[Lines of data]
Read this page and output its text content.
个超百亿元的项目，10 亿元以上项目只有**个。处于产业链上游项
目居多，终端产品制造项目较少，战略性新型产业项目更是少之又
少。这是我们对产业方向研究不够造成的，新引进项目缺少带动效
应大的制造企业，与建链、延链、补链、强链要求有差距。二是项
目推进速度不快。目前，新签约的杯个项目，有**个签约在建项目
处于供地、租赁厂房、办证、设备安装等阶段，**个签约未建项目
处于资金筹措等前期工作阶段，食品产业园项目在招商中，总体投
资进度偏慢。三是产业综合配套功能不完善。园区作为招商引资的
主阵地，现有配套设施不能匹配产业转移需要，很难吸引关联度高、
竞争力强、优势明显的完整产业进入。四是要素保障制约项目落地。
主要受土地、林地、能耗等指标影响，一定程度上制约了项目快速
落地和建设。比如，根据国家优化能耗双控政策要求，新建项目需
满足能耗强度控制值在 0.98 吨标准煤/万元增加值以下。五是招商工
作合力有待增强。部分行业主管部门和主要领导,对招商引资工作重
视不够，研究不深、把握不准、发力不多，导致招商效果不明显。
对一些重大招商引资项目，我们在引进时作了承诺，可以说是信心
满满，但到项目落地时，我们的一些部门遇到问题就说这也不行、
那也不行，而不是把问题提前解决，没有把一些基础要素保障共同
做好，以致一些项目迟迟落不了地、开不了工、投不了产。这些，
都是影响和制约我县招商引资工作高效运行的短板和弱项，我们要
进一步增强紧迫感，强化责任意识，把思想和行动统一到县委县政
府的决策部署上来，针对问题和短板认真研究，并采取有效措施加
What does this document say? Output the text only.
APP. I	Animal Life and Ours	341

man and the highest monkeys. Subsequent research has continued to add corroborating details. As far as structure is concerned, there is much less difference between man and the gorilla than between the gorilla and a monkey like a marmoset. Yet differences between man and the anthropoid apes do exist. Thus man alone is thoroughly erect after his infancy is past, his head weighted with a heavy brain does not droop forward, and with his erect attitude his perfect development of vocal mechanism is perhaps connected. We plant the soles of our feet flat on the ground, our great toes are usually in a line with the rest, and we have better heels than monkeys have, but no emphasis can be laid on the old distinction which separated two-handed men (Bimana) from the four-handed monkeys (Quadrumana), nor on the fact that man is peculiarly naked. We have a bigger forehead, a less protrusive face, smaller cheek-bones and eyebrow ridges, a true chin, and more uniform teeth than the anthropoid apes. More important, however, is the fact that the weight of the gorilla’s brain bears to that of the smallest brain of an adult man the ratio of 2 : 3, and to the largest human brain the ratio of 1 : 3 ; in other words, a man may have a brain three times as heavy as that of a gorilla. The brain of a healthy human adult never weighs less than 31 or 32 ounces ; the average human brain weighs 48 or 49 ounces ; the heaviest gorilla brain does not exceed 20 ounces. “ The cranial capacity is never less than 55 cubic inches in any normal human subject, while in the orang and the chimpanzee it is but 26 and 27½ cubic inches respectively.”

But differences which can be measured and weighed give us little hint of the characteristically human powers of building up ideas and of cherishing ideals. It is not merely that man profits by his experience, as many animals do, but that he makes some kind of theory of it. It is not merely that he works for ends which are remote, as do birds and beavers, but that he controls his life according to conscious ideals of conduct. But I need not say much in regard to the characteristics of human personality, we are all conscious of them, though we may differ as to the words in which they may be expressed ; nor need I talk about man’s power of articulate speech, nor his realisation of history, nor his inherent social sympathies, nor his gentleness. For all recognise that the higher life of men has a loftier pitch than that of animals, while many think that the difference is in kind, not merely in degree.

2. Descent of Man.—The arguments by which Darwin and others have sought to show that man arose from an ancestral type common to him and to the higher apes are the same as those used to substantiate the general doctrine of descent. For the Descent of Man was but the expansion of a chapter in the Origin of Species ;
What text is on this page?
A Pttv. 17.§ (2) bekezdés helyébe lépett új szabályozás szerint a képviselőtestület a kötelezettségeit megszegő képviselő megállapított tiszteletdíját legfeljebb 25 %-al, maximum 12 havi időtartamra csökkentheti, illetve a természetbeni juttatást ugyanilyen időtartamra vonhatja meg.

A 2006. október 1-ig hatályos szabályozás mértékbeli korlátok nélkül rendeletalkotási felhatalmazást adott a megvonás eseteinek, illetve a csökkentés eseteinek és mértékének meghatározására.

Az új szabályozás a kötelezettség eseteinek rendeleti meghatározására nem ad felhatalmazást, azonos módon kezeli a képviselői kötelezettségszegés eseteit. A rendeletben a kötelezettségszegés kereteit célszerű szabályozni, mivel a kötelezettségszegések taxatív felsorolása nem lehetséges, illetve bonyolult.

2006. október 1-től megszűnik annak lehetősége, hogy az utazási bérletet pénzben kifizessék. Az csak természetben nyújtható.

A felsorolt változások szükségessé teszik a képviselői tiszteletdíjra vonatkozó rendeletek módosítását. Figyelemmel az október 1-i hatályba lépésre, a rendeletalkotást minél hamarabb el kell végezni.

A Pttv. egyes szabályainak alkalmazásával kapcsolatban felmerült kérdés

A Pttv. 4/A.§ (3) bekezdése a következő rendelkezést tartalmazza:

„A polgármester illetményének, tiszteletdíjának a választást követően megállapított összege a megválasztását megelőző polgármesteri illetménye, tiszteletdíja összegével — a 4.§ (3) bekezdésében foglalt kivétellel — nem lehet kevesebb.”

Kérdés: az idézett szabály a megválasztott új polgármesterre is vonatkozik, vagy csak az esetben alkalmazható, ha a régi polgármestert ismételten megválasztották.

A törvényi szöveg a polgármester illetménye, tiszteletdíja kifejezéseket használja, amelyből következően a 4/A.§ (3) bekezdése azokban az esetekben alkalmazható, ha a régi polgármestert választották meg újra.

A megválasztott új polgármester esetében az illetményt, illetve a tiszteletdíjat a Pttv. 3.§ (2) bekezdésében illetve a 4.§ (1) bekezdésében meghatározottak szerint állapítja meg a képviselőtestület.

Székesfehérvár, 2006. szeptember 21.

• DO THIS: Output each record precisely as given.

• TASK SOLUTION:
Read this page and output its text content.
个超百亿元的项目，10 亿元以上项目只有**个。处于产业链上游项
目居多，终端产品制造项目较少，战略性新型产业项目更是少之又
少。这是我们对产业方向研究不够造成的，新引进项目缺少带动效
应大的制造企业，与建链、延链、补链、强链要求有差距。二是项
目推进速度不快。目前，新签约的杯个项目，有**个签约在建项目
处于供地、租赁厂房、办证、设备安装等阶段，**个签约未建项目
处于资金筹措等前期工作阶段，食品产业园项目在招商中，总体投
资进度偏慢。三是产业综合配套功能不完善。园区作为招商引资的
主阵地，现有配套设施不能匹配产业转移需要，很难吸引关联度高、
竞争力强、优势明显的完整产业进入。四是要素保障制约项目落地。
主要受土地、林地、能耗等指标影响，一定程度上制约了项目快速
落地和建设。比如，根据国家优化能耗双控政策要求，新建项目需
满足能耗强度控制值在 0.98 吨标准煤/万元增加值以下。五是招商工
作合力有待增强。部分行业主管部门和主要领导,对招商引资工作重
视不够，研究不深、把握不准、发力不多，导致招商效果不明显。
对一些重大招商引资项目，我们在引进时作了承诺，可以说是信心
满满，但到项目落地时，我们的一些部门遇到问题就说这也不行、
那也不行，而不是把问题提前解决，没有把一些基础要素保障共同
做好，以致一些项目迟迟落不了地、开不了工、投不了产。这些，
都是影响和制约我县招商引资工作高效运行的短板和弱项，我们要
进一步增强紧迫感，强化责任意识，把思想和行动统一到县委县政
府的决策部署上来，针对问题和短板认真研究，并采取有效措施加
What does this document say? Output the text only.
APP. I	Animal Life and Ours	341

man and the highest monkeys. Subsequent research has continued to add corroborating details. As far as structure is concerned, there is much less difference between man and the gorilla than between the gorilla and a monkey like a marmoset. Yet differences between man and the anthropoid apes do exist. Thus man alone is thoroughly erect after his infancy is past, his head weighted with a heavy brain does not droop forward, and with his erect attitude his perfect development of vocal mechanism is perhaps connected. We plant the soles of our feet flat on the ground, our great toes are usually in a line with the rest, and we have better heels than monkeys have, but no emphasis can be laid on the old distinction which separated two-handed men (Bimana) from the four-handed monkeys (Quadrumana), nor on the fact that man is peculiarly naked. We have a bigger forehead, a less protrusive face, smaller cheek-bones and eyebrow ridges, a true chin, and more uniform teeth than the anthropoid apes. More important, however, is the fact that the weight of the gorilla’s brain bears to that of the smallest brain of an adult man the ratio of 2 : 3, and to the largest human brain the ratio of 1 : 3 ; in other words, a man may have a brain three times as heavy as that of a gorilla. The brain of a healthy human adult never weighs less than 31 or 32 ounces ; the average human brain weighs 48 or 49 ounces ; the heaviest gorilla brain does not exceed 20 ounces. “ The cranial capacity is never less than 55 cubic inches in any normal human subject, while in the orang and the chimpanzee it is but 26 and 27½ cubic inches respectively.”

But differences which can be measured and weighed give us little hint of the characteristically human powers of building up ideas and of cherishing ideals. It is not merely that man profits by his experience, as many animals do, but that he makes some kind of theory of it. It is not merely that he works for ends which are remote, as do birds and beavers, but that he controls his life according to conscious ideals of conduct. But I need not say much in regard to the characteristics of human personality, we are all conscious of them, though we may differ as to the words in which they may be expressed ; nor need I talk about man’s power of articulate speech, nor his realisation of history, nor his inherent social sympathies, nor his gentleness. For all recognise that the higher life of men has a loftier pitch than that of animals, while many think that the difference is in kind, not merely in degree.

2. Descent of Man.—The arguments by which Darwin and others have sought to show that man arose from an ancestral type common to him and to the higher apes are the same as those used to substantiate the general doctrine of descent. For the Descent of Man was but the expansion of a chapter in the Origin of Species ;
What text is on this page?
A Pttv. 17.§ (2) bekezdés helyébe lépett új szabályozás szerint a képviselőtestület a kötelezettségeit megszegő képviselő megállapított tiszteletdíját legfeljebb 25 %-al, maximum 12 havi időtartamra csökkentheti, illetve a természetbeni juttatást ugyanilyen időtartamra vonhatja meg.

A 2006. október 1-ig hatályos szabályozás mértékbeli korlátok nélkül rendeletalkotási felhatalmazást adott a megvonás eseteinek, illetve a csökkentés eseteinek és mértékének meghatározására.

Az új szabályozás a kötelezettség eseteinek rendeleti meghatározására nem ad felhatalmazást, azonos módon kezeli a képviselői kötelezettségszegés eseteit. A rendeletben a kötelezettségszegés kereteit célszerű szabályozni, mivel a kötelezettségszegések taxatív felsorolása nem lehetséges, illetve bonyolult.

2006. október 1-től megszűnik annak lehetősége, hogy az utazási bérletet pénzben kifizessék. Az csak természetben nyújtható.

A felsorolt változások szükségessé teszik a képviselői tiszteletdíjra vonatkozó rendeletek módosítását. Figyelemmel az október 1-i hatályba lépésre, a rendeletalkotást minél hamarabb el kell végezni.

A Pttv. egyes szabályainak alkalmazásával kapcsolatban felmerült kérdés

A Pttv. 4/A.§ (3) bekezdése a következő rendelkezést tartalmazza:

„A polgármester illetményének, tiszteletdíjának a választást követően megállapított összege a megválasztását megelőző polgármesteri illetménye, tiszteletdíja összegével — a 4.§ (3) bekezdésében foglalt kivétellel — nem lehet kevesebb.”

Kérdés: az idézett szabály a megválasztott új polgármesterre is vonatkozik, vagy csak az esetben alkalmazható, ha a régi polgármestert ismételten megválasztották.

A törvényi szöveg a polgármester illetménye, tiszteletdíja kifejezéseket használja, amelyből következően a 4/A.§ (3) bekezdése azokban az esetekben alkalmazható, ha a régi polgármestert választották meg újra.

A megválasztott új polgármester esetében az illetményt, illetve a tiszteletdíjat a Pttv. 3.§ (2) bekezdésében illetve a 4.§ (1) bekezdésében meghatározottak szerint állapítja meg a képviselőtestület.

Székesfehérvár, 2006. szeptember 21.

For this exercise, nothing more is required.